• DESCRIPTION OF THE TASK: Every line of the material below should be repeated exactly.

• DATA EXCERPTS:
-------

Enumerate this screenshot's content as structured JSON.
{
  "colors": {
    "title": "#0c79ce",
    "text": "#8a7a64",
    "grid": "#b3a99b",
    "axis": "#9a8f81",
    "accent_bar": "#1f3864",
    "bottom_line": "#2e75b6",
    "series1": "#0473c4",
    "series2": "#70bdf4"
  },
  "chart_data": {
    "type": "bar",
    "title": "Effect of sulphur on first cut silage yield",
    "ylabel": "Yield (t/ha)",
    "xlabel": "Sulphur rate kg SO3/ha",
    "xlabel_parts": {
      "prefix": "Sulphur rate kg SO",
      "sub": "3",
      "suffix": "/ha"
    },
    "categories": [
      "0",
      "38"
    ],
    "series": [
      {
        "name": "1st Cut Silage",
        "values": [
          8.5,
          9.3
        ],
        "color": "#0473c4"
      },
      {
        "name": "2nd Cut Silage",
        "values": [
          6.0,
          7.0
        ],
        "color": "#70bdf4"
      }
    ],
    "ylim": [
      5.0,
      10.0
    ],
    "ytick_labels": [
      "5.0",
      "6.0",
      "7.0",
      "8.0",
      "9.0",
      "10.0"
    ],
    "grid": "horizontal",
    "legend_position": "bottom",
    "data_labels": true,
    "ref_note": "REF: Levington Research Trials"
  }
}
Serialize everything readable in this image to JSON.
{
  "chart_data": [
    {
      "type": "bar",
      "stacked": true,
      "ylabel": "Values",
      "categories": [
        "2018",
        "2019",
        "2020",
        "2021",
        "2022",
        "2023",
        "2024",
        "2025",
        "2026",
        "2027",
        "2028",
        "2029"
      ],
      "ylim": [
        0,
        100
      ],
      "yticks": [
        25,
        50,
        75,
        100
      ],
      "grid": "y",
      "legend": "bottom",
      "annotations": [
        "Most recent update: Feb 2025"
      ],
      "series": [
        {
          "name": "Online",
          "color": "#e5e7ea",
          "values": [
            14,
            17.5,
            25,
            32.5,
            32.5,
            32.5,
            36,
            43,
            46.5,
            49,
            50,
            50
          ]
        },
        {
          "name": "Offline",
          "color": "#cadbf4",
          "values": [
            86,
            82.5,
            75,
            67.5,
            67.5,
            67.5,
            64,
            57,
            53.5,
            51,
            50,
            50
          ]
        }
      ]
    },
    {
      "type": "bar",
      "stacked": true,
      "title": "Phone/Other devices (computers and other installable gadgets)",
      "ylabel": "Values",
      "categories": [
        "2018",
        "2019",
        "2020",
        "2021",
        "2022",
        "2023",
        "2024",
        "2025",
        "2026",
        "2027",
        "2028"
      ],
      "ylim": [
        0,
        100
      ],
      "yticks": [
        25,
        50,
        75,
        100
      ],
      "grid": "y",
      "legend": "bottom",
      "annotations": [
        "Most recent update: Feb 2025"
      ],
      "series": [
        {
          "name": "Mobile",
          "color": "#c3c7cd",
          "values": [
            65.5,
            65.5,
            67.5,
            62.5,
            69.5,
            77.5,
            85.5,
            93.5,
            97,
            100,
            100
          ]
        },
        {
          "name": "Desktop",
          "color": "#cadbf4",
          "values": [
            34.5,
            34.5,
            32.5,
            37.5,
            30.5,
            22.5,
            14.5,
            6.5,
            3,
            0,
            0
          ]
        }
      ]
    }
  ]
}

-------

• RESPONSE TO THIS TASK:
Enumerate this screenshot's content as structured JSON.
{
  "colors": {
    "title": "#0c79ce",
    "text": "#8a7a64",
    "grid": "#b3a99b",
    "axis": "#9a8f81",
    "accent_bar": "#1f3864",
    "bottom_line": "#2e75b6",
    "series1": "#0473c4",
    "series2": "#70bdf4"
  },
  "chart_data": {
    "type": "bar",
    "title": "Effect of sulphur on first cut silage yield",
    "ylabel": "Yield (t/ha)",
    "xlabel": "Sulphur rate kg SO3/ha",
    "xlabel_parts": {
      "prefix": "Sulphur rate kg SO",
      "sub": "3",
      "suffix": "/ha"
    },
    "categories": [
      "0",
      "38"
    ],
    "series": [
      {
        "name": "1st Cut Silage",
        "values": [
          8.5,
          9.3
        ],
        "color": "#0473c4"
      },
      {
        "name": "2nd Cut Silage",
        "values": [
          6.0,
          7.0
        ],
        "color": "#70bdf4"
      }
    ],
    "ylim": [
      5.0,
      10.0
    ],
    "ytick_labels": [
      "5.0",
      "6.0",
      "7.0",
      "8.0",
      "9.0",
      "10.0"
    ],
    "grid": "horizontal",
    "legend_position": "bottom",
    "data_labels": true,
    "ref_note": "REF: Levington Research Trials"
  }
}
Serialize everything readable in this image to JSON.
{
  "chart_data": [
    {
      "type": "bar",
      "stacked": true,
      "ylabel": "Values",
      "categories": [
        "2018",
        "2019",
        "2020",
        "2021",
        "2022",
        "2023",
        "2024",
        "2025",
        "2026",
        "2027",
        "2028",
        "2029"
      ],
      "ylim": [
        0,
        100
      ],
      "yticks": [
        25,
        50,
        75,
        100
      ],
      "grid": "y",
      "legend": "bottom",
      "annotations": [
        "Most recent update: Feb 2025"
      ],
      "series": [
        {
          "name": "Online",
          "color": "#e5e7ea",
          "values": [
            14,
            17.5,
            25,
            32.5,
            32.5,
            32.5,
            36,
            43,
            46.5,
            49,
            50,
            50
          ]
        },
        {
          "name": "Offline",
          "color": "#cadbf4",
          "values": [
            86,
            82.5,
            75,
            67.5,
            67.5,
            67.5,
            64,
            57,
            53.5,
            51,
            50,
            50
          ]
        }
      ]
    },
    {
      "type": "bar",
      "stacked": true,
      "title": "Phone/Other devices (computers and other installable gadgets)",
      "ylabel": "Values",
      "categories": [
        "2018",
        "2019",
        "2020",
        "2021",
        "2022",
        "2023",
        "2024",
        "2025",
        "2026",
        "2027",
        "2028"
      ],
      "ylim": [
        0,
        100
      ],
      "yticks": [
        25,
        50,
        75,
        100
      ],
      "grid": "y",
      "legend": "bottom",
      "annotations": [
        "Most recent update: Feb 2025"
      ],
      "series": [
        {
          "name": "Mobile",
          "color": "#c3c7cd",
          "values": [
            65.5,
            65.5,
            67.5,
            62.5,
            69.5,
            77.5,
            85.5,
            93.5,
            97,
            100,
            100
          ]
        },
        {
          "name": "Desktop",
          "color": "#cadbf4",
          "values": [
            34.5,
            34.5,
            32.5,
            37.5,
            30.5,
            22.5,
            14.5,
            6.5,
            3,
            0,
            0
          ]
        }
      ]
    }
  ]
}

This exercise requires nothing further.